■ What to work on
In the listing below, count the lines containing the string "never" and state only the number.

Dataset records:
** start **

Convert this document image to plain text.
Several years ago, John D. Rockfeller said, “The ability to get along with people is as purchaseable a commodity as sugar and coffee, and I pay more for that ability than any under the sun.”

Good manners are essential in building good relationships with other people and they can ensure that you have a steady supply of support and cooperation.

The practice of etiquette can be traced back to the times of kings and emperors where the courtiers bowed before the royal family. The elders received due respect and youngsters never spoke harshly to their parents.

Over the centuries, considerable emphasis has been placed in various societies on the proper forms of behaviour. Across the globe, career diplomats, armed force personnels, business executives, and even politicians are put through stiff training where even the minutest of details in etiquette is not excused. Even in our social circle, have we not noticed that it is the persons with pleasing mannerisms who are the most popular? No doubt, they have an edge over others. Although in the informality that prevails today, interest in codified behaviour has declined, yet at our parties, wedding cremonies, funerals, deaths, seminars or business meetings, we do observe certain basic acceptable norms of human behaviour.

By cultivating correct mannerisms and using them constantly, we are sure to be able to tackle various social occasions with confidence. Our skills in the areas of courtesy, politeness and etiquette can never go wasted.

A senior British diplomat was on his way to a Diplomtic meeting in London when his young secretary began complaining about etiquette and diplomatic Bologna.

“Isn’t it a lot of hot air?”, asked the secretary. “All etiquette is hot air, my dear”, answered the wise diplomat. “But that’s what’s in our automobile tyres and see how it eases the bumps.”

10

** end **

■ Exercise solution
2